• _GIVEN PROBLEM_:
Copy out all the lines exactly. Omit pictures.

• _RECORDS SHOWN_:
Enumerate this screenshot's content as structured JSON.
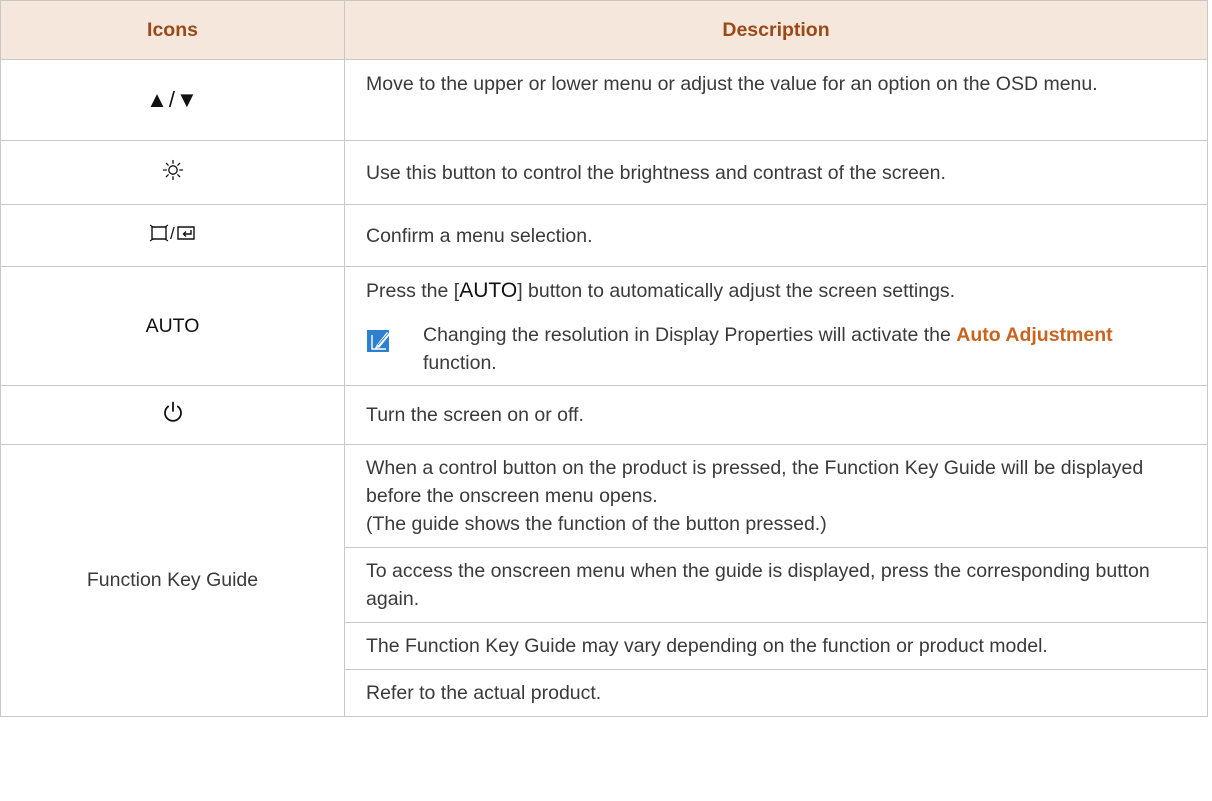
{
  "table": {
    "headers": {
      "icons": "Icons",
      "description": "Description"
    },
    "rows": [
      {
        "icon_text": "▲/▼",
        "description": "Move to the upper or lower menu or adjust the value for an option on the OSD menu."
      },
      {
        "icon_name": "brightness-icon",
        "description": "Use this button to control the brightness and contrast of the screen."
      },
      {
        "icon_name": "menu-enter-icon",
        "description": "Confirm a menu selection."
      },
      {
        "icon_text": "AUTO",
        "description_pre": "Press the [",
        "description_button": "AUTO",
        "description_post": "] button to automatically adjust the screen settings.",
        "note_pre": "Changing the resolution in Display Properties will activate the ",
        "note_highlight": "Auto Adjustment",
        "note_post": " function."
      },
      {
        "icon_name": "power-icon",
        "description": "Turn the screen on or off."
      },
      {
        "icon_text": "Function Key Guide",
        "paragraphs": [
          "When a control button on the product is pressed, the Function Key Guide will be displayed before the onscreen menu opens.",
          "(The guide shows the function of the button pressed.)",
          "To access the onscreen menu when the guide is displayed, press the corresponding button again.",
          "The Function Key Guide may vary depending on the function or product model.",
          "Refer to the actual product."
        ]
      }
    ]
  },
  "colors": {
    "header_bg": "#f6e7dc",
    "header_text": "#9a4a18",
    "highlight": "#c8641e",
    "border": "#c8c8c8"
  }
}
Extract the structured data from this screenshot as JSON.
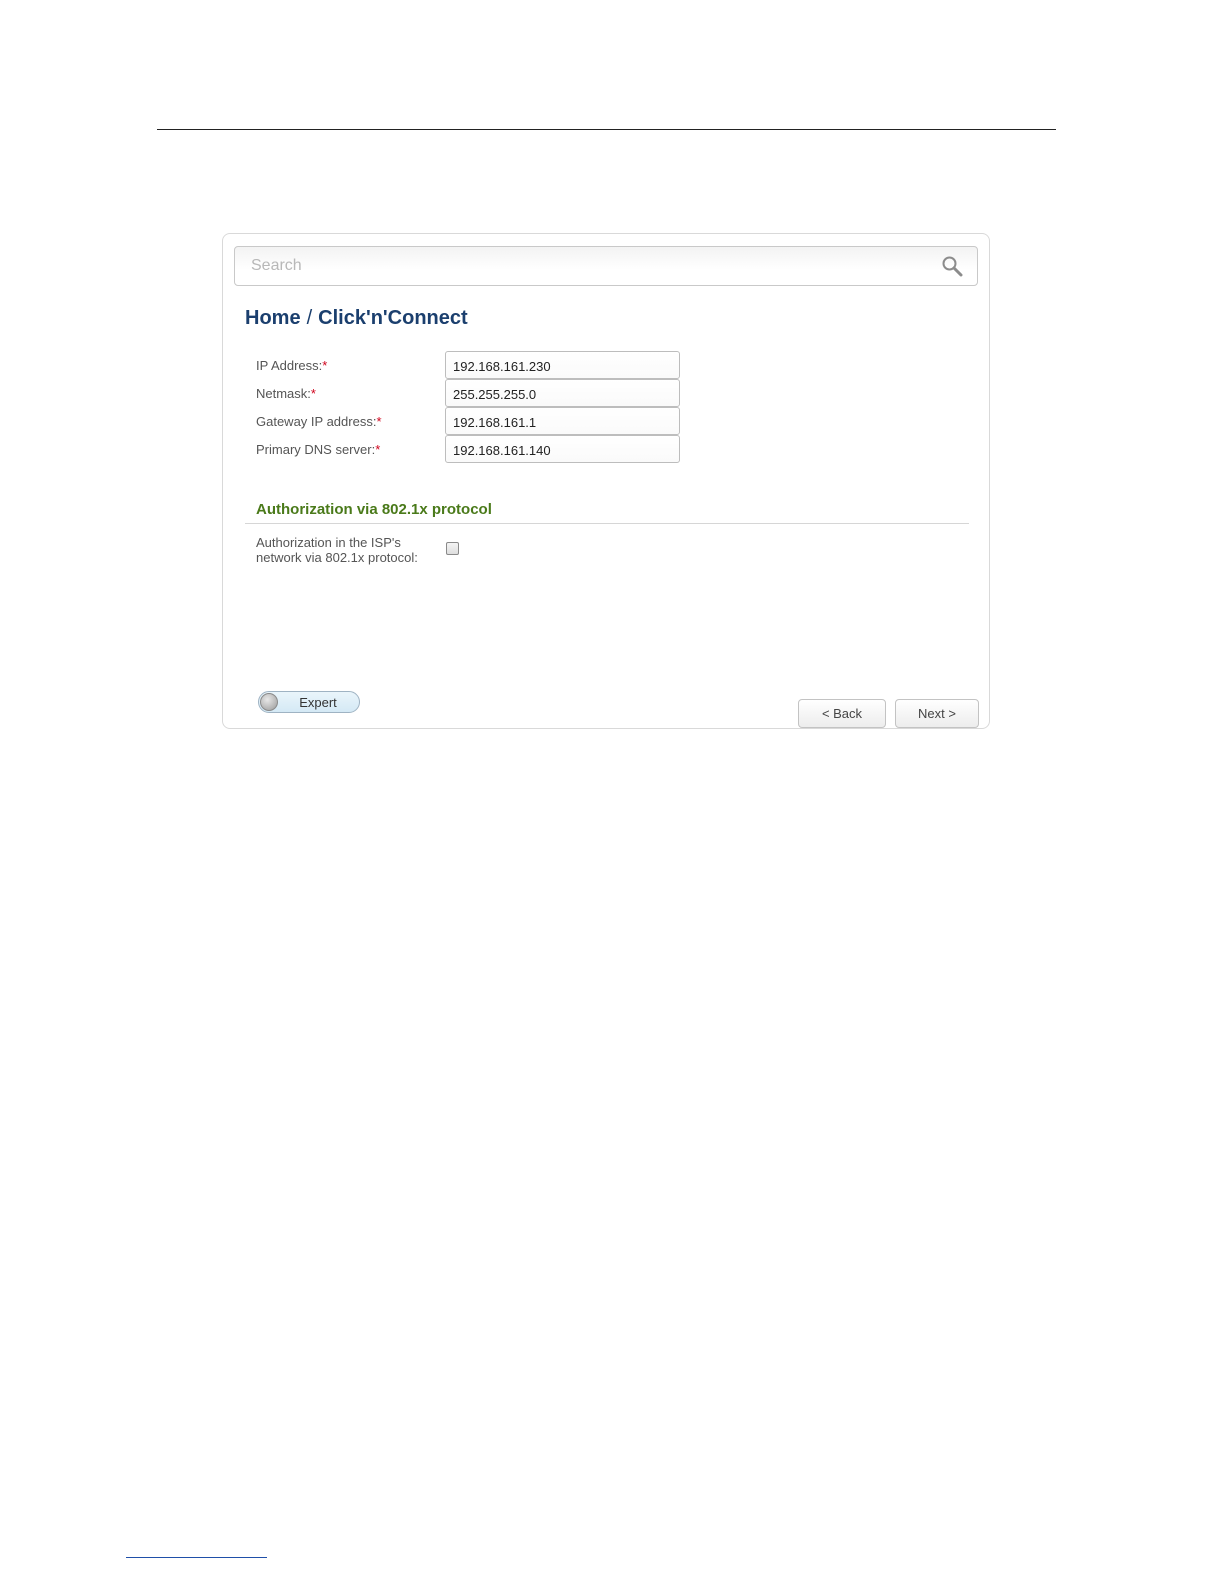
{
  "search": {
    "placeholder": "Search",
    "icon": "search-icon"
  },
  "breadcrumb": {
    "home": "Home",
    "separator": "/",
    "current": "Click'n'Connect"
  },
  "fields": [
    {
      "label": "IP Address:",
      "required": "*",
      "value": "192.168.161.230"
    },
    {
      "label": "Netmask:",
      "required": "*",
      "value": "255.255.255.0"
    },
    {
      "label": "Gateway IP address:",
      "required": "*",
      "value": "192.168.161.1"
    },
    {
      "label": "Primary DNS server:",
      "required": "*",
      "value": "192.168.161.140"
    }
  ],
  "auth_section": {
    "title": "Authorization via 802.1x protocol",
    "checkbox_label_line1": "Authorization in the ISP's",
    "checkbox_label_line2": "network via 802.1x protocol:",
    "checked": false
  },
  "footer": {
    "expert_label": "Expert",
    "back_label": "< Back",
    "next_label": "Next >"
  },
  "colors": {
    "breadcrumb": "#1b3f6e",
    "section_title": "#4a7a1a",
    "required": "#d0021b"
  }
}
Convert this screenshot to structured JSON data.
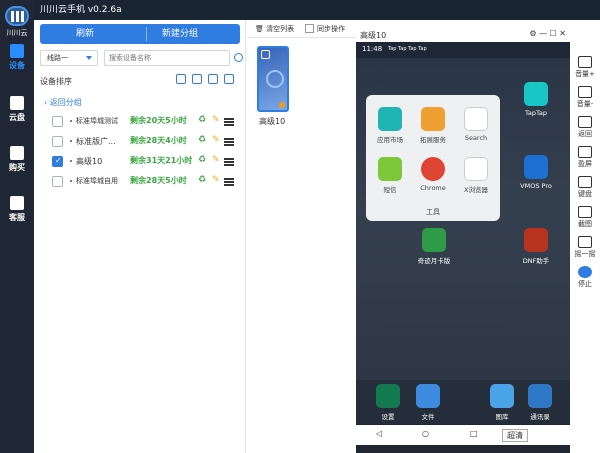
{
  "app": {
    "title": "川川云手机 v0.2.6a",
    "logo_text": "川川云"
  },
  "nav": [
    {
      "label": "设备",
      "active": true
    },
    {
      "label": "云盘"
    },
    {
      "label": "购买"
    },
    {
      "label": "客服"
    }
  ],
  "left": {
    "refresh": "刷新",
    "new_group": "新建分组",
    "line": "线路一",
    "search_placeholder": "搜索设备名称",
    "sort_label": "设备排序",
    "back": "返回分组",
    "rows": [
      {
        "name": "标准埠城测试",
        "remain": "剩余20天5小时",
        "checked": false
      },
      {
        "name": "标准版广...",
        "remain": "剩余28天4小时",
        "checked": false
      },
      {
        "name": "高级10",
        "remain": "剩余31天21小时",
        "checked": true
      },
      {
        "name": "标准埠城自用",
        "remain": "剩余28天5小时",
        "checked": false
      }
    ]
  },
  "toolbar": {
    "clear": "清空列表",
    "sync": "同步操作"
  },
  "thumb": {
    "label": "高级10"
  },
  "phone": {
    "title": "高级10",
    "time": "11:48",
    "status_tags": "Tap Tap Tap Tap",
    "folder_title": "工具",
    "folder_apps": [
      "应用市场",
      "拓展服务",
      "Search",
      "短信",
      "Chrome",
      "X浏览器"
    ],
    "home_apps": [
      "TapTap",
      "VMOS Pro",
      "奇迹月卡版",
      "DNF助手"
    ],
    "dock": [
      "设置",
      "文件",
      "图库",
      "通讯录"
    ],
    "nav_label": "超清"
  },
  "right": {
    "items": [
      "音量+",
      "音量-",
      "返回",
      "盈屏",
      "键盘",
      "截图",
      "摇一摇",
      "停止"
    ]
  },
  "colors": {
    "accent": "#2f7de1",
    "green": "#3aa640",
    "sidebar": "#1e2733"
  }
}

• _ANSWER IN FULL_:
Enumerate this screenshot's content as structured JSON.
{
  "table": {
    "headers": {
      "icons": "Icons",
      "description": "Description"
    },
    "rows": [
      {
        "icon_text": "▲/▼",
        "description": "Move to the upper or lower menu or adjust the value for an option on the OSD menu."
      },
      {
        "icon_name": "brightness-icon",
        "description": "Use this button to control the brightness and contrast of the screen."
      },
      {
        "icon_name": "menu-enter-icon",
        "description": "Confirm a menu selection."
      },
      {
        "icon_text": "AUTO",
        "description_pre": "Press the [",
        "description_button": "AUTO",
        "description_post": "] button to automatically adjust the screen settings.",
        "note_pre": "Changing the resolution in Display Properties will activate the ",
        "note_highlight": "Auto Adjustment",
        "note_post": " function."
      },
      {
        "icon_name": "power-icon",
        "description": "Turn the screen on or off."
      },
      {
        "icon_text": "Function Key Guide",
        "paragraphs": [
          "When a control button on the product is pressed, the Function Key Guide will be displayed before the onscreen menu opens.",
          "(The guide shows the function of the button pressed.)",
          "To access the onscreen menu when the guide is displayed, press the corresponding button again.",
          "The Function Key Guide may vary depending on the function or product model.",
          "Refer to the actual product."
        ]
      }
    ]
  },
  "colors": {
    "header_bg": "#f6e7dc",
    "header_text": "#9a4a18",
    "highlight": "#c8641e",
    "border": "#c8c8c8"
  }
}
Extract the structured data from this screenshot as JSON.
{
  "search": {
    "placeholder": "Search",
    "icon": "search-icon"
  },
  "breadcrumb": {
    "home": "Home",
    "separator": "/",
    "current": "Click'n'Connect"
  },
  "fields": [
    {
      "label": "IP Address:",
      "required": "*",
      "value": "192.168.161.230"
    },
    {
      "label": "Netmask:",
      "required": "*",
      "value": "255.255.255.0"
    },
    {
      "label": "Gateway IP address:",
      "required": "*",
      "value": "192.168.161.1"
    },
    {
      "label": "Primary DNS server:",
      "required": "*",
      "value": "192.168.161.140"
    }
  ],
  "auth_section": {
    "title": "Authorization via 802.1x protocol",
    "checkbox_label_line1": "Authorization in the ISP's",
    "checkbox_label_line2": "network via 802.1x protocol:",
    "checked": false
  },
  "footer": {
    "expert_label": "Expert",
    "back_label": "< Back",
    "next_label": "Next >"
  },
  "colors": {
    "breadcrumb": "#1b3f6e",
    "section_title": "#4a7a1a",
    "required": "#d0021b"
  }
}
Convert this screenshot to structured JSON data.
{
  "app": {
    "title": "川川云手机 v0.2.6a",
    "logo_text": "川川云"
  },
  "nav": [
    {
      "label": "设备",
      "active": true
    },
    {
      "label": "云盘"
    },
    {
      "label": "购买"
    },
    {
      "label": "客服"
    }
  ],
  "left": {
    "refresh": "刷新",
    "new_group": "新建分组",
    "line": "线路一",
    "search_placeholder": "搜索设备名称",
    "sort_label": "设备排序",
    "back": "返回分组",
    "rows": [
      {
        "name": "标准埠城测试",
        "remain": "剩余20天5小时",
        "checked": false
      },
      {
        "name": "标准版广...",
        "remain": "剩余28天4小时",
        "checked": false
      },
      {
        "name": "高级10",
        "remain": "剩余31天21小时",
        "checked": true
      },
      {
        "name": "标准埠城自用",
        "remain": "剩余28天5小时",
        "checked": false
      }
    ]
  },
  "toolbar": {
    "clear": "清空列表",
    "sync": "同步操作"
  },
  "thumb": {
    "label": "高级10"
  },
  "phone": {
    "title": "高级10",
    "time": "11:48",
    "status_tags": "Tap Tap Tap Tap",
    "folder_title": "工具",
    "folder_apps": [
      "应用市场",
      "拓展服务",
      "Search",
      "短信",
      "Chrome",
      "X浏览器"
    ],
    "home_apps": [
      "TapTap",
      "VMOS Pro",
      "奇迹月卡版",
      "DNF助手"
    ],
    "dock": [
      "设置",
      "文件",
      "图库",
      "通讯录"
    ],
    "nav_label": "超清"
  },
  "right": {
    "items": [
      "音量+",
      "音量-",
      "返回",
      "盈屏",
      "键盘",
      "截图",
      "摇一摇",
      "停止"
    ]
  },
  "colors": {
    "accent": "#2f7de1",
    "green": "#3aa640",
    "sidebar": "#1e2733"
  }
}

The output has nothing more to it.